→ Description of the task:
Copy every one of the records below character for character, leaving out the pictures.

→ The records:
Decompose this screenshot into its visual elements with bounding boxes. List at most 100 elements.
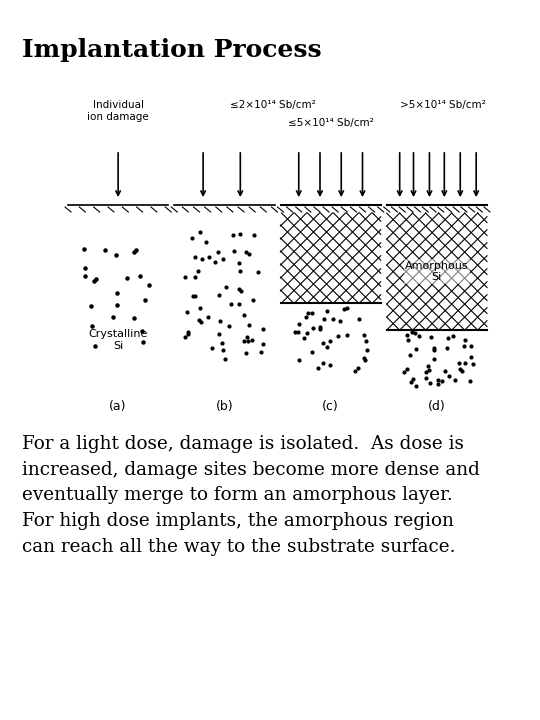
Point: [227, 298, 235, 310]
Text: Individual
ion damage: Individual ion damage: [87, 100, 149, 122]
Point: [218, 337, 227, 348]
Point: [113, 300, 122, 311]
Point: [326, 359, 334, 371]
Point: [138, 325, 147, 337]
Point: [123, 272, 132, 284]
Point: [467, 351, 475, 362]
Point: [221, 282, 230, 293]
Point: [90, 275, 99, 287]
Point: [221, 353, 230, 364]
Point: [360, 352, 369, 364]
Point: [259, 323, 267, 334]
Point: [360, 330, 369, 341]
Point: [308, 307, 316, 318]
Point: [211, 256, 220, 268]
Point: [406, 349, 414, 361]
Point: [323, 305, 332, 317]
Point: [325, 336, 334, 347]
Point: [196, 302, 205, 314]
Point: [219, 253, 227, 265]
Text: ≤5×10¹⁴ Sb/cm²: ≤5×10¹⁴ Sb/cm²: [288, 118, 374, 128]
Point: [362, 344, 371, 356]
Point: [308, 323, 317, 334]
Point: [80, 262, 89, 274]
Point: [215, 328, 224, 340]
Point: [465, 376, 474, 387]
Point: [295, 319, 303, 330]
Point: [91, 340, 99, 351]
Point: [460, 341, 468, 352]
Point: [355, 313, 363, 325]
Point: [319, 357, 327, 369]
Point: [404, 334, 413, 346]
Point: [315, 323, 324, 335]
Point: [245, 248, 254, 259]
Point: [415, 330, 423, 342]
Point: [138, 336, 147, 348]
Point: [455, 357, 463, 369]
Point: [314, 362, 322, 374]
Point: [461, 357, 469, 369]
Point: [400, 366, 408, 378]
Point: [249, 294, 258, 306]
Point: [407, 326, 416, 338]
Point: [80, 271, 89, 282]
Point: [244, 336, 252, 347]
Point: [422, 366, 431, 377]
Point: [235, 283, 244, 294]
Point: [422, 372, 431, 384]
Point: [403, 329, 412, 341]
Point: [451, 374, 460, 386]
Point: [407, 377, 415, 388]
Text: For a light dose, damage is isolated.  As dose is
increased, damage sites become: For a light dose, damage is isolated. As…: [22, 435, 480, 556]
Point: [429, 343, 438, 354]
Text: >5×10¹⁴ Sb/cm²: >5×10¹⁴ Sb/cm²: [400, 100, 485, 110]
Point: [322, 341, 331, 353]
Point: [130, 312, 138, 323]
Point: [300, 332, 308, 343]
Point: [411, 343, 420, 354]
Point: [334, 330, 342, 341]
Point: [343, 302, 352, 314]
Point: [361, 335, 370, 346]
Point: [448, 330, 457, 342]
Point: [132, 245, 140, 256]
Point: [190, 271, 199, 283]
Point: [291, 325, 299, 337]
Point: [295, 354, 304, 366]
Point: [250, 229, 259, 240]
Point: [410, 328, 419, 339]
Text: ≤2×10¹⁴ Sb/cm²: ≤2×10¹⁴ Sb/cm²: [230, 100, 315, 110]
Point: [130, 246, 138, 258]
Point: [443, 333, 452, 344]
Point: [423, 361, 432, 372]
Point: [340, 304, 348, 315]
Point: [228, 229, 237, 240]
Point: [197, 316, 205, 328]
Point: [304, 307, 313, 319]
Point: [445, 370, 454, 382]
Point: [455, 364, 464, 375]
Point: [204, 311, 213, 323]
Point: [87, 320, 96, 332]
Point: [293, 326, 302, 338]
Point: [443, 343, 451, 354]
Point: [219, 345, 227, 356]
Point: [109, 311, 117, 323]
Point: [408, 373, 417, 384]
Text: (c): (c): [322, 400, 339, 413]
Point: [240, 335, 248, 346]
Point: [308, 346, 316, 357]
Point: [184, 328, 192, 340]
Point: [214, 247, 222, 258]
Point: [181, 271, 190, 282]
Point: [207, 342, 216, 354]
Point: [343, 330, 352, 341]
Text: (d): (d): [428, 400, 446, 413]
Point: [205, 251, 214, 262]
Text: Amorphous
Si: Amorphous Si: [405, 261, 469, 282]
Point: [354, 361, 362, 373]
Point: [315, 321, 324, 333]
Point: [191, 290, 199, 302]
Point: [427, 331, 436, 343]
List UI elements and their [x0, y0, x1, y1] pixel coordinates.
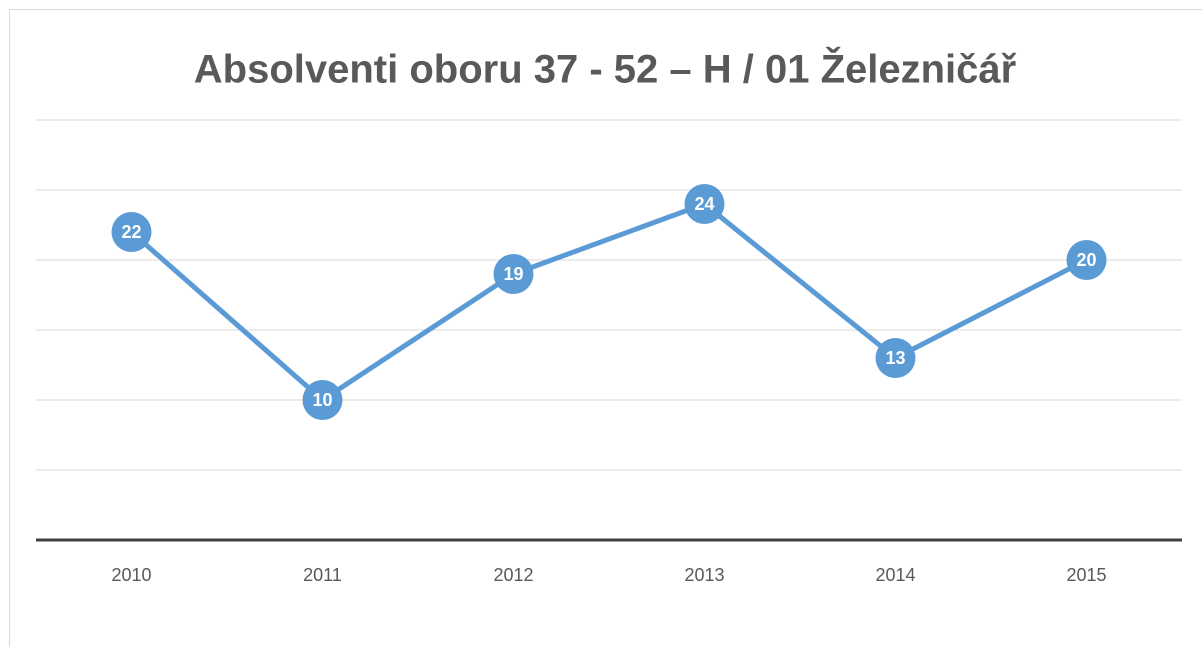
- data-point: [111, 212, 152, 252]
- data-point: [493, 254, 534, 294]
- series-line: [129, 201, 1088, 403]
- data-point: [684, 184, 725, 224]
- x-tick-label: 2012: [493, 565, 533, 585]
- data-point: [1066, 240, 1107, 280]
- data-label: 10: [312, 390, 332, 410]
- chart-frame: [9, 9, 1202, 647]
- x-tick-label: 2013: [684, 565, 724, 585]
- x-tick-label: 2014: [875, 565, 915, 585]
- x-tick-label: 2015: [1066, 565, 1106, 585]
- data-label: 24: [694, 194, 714, 214]
- data-label: 20: [1076, 250, 1096, 270]
- x-tick-label: 2010: [111, 565, 151, 585]
- chart-title: Absolventi oboru 37 - 52 – H / 01 Železn…: [194, 46, 1017, 92]
- data-label: 13: [885, 348, 905, 368]
- data-label: 22: [121, 222, 141, 242]
- data-label: 19: [503, 264, 523, 284]
- x-tick-label: 2011: [303, 565, 342, 585]
- data-point: [302, 380, 343, 420]
- data-point: [875, 338, 916, 378]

→ Answer to the problem:
Decompose this screenshot into its visual elements with bounding boxes. List at most 100 elements.
Point: [227, 298, 235, 310]
Text: Individual
ion damage: Individual ion damage: [87, 100, 149, 122]
Point: [218, 337, 227, 348]
Point: [113, 300, 122, 311]
Point: [326, 359, 334, 371]
Point: [138, 325, 147, 337]
Point: [123, 272, 132, 284]
Point: [467, 351, 475, 362]
Point: [221, 282, 230, 293]
Point: [90, 275, 99, 287]
Point: [221, 353, 230, 364]
Point: [360, 352, 369, 364]
Point: [259, 323, 267, 334]
Point: [360, 330, 369, 341]
Point: [308, 307, 316, 318]
Point: [211, 256, 220, 268]
Point: [406, 349, 414, 361]
Point: [323, 305, 332, 317]
Point: [325, 336, 334, 347]
Point: [196, 302, 205, 314]
Point: [219, 253, 227, 265]
Text: ≤5×10¹⁴ Sb/cm²: ≤5×10¹⁴ Sb/cm²: [288, 118, 374, 128]
Point: [362, 344, 371, 356]
Point: [308, 323, 317, 334]
Point: [80, 262, 89, 274]
Point: [215, 328, 224, 340]
Point: [465, 376, 474, 387]
Point: [295, 319, 303, 330]
Point: [91, 340, 99, 351]
Point: [460, 341, 468, 352]
Point: [355, 313, 363, 325]
Point: [319, 357, 327, 369]
Point: [404, 334, 413, 346]
Point: [315, 323, 324, 335]
Point: [245, 248, 254, 259]
Point: [415, 330, 423, 342]
Point: [138, 336, 147, 348]
Point: [455, 357, 463, 369]
Point: [314, 362, 322, 374]
Point: [461, 357, 469, 369]
Point: [400, 366, 408, 378]
Point: [249, 294, 258, 306]
Point: [407, 326, 416, 338]
Point: [80, 271, 89, 282]
Point: [244, 336, 252, 347]
Point: [422, 366, 431, 377]
Point: [235, 283, 244, 294]
Point: [422, 372, 431, 384]
Point: [403, 329, 412, 341]
Point: [451, 374, 460, 386]
Point: [407, 377, 415, 388]
Text: For a light dose, damage is isolated.  As dose is
increased, damage sites become: For a light dose, damage is isolated. As…: [22, 435, 480, 556]
Point: [429, 343, 438, 354]
Text: >5×10¹⁴ Sb/cm²: >5×10¹⁴ Sb/cm²: [400, 100, 485, 110]
Point: [322, 341, 331, 353]
Point: [130, 312, 138, 323]
Point: [300, 332, 308, 343]
Point: [411, 343, 420, 354]
Point: [334, 330, 342, 341]
Point: [343, 302, 352, 314]
Point: [361, 335, 370, 346]
Point: [448, 330, 457, 342]
Point: [132, 245, 140, 256]
Point: [190, 271, 199, 283]
Point: [291, 325, 299, 337]
Point: [295, 354, 304, 366]
Point: [250, 229, 259, 240]
Point: [410, 328, 419, 339]
Text: ≤2×10¹⁴ Sb/cm²: ≤2×10¹⁴ Sb/cm²: [230, 100, 315, 110]
Point: [130, 246, 138, 258]
Point: [443, 333, 452, 344]
Point: [423, 361, 432, 372]
Point: [340, 304, 348, 315]
Point: [228, 229, 237, 240]
Point: [197, 316, 205, 328]
Point: [304, 307, 313, 319]
Point: [445, 370, 454, 382]
Point: [455, 364, 464, 375]
Point: [204, 311, 213, 323]
Point: [87, 320, 96, 332]
Point: [293, 326, 302, 338]
Point: [443, 343, 451, 354]
Point: [219, 345, 227, 356]
Point: [109, 311, 117, 323]
Point: [408, 373, 417, 384]
Text: (c): (c): [322, 400, 339, 413]
Point: [240, 335, 248, 346]
Point: [308, 346, 316, 357]
Point: [184, 328, 192, 340]
Point: [214, 247, 222, 258]
Point: [181, 271, 190, 282]
Point: [207, 342, 216, 354]
Point: [343, 330, 352, 341]
Text: (d): (d): [428, 400, 446, 413]
Point: [205, 251, 214, 262]
Text: Amorphous
Si: Amorphous Si: [405, 261, 469, 282]
Point: [354, 361, 362, 373]
Point: [315, 321, 324, 333]
Point: [191, 290, 199, 302]
Point: [427, 331, 436, 343]
List UI elements and their [x0, y0, x1, y1] pixel coordinates.
- data-point: [111, 212, 152, 252]
- data-point: [493, 254, 534, 294]
- series-line: [129, 201, 1088, 403]
- data-point: [684, 184, 725, 224]
- x-tick-label: 2012: [493, 565, 533, 585]
- data-point: [1066, 240, 1107, 280]
- data-label: 10: [312, 390, 332, 410]
- chart-frame: [9, 9, 1202, 647]
- x-tick-label: 2013: [684, 565, 724, 585]
- x-tick-label: 2014: [875, 565, 915, 585]
- x-tick-label: 2015: [1066, 565, 1106, 585]
- data-label: 24: [694, 194, 714, 214]
- data-label: 20: [1076, 250, 1096, 270]
- x-tick-label: 2010: [111, 565, 151, 585]
- chart-title: Absolventi oboru 37 - 52 – H / 01 Železn…: [194, 46, 1017, 92]
- data-label: 13: [885, 348, 905, 368]
- data-label: 22: [121, 222, 141, 242]
- data-label: 19: [503, 264, 523, 284]
- x-tick-label: 2011: [303, 565, 342, 585]
- data-point: [302, 380, 343, 420]
- data-point: [875, 338, 916, 378]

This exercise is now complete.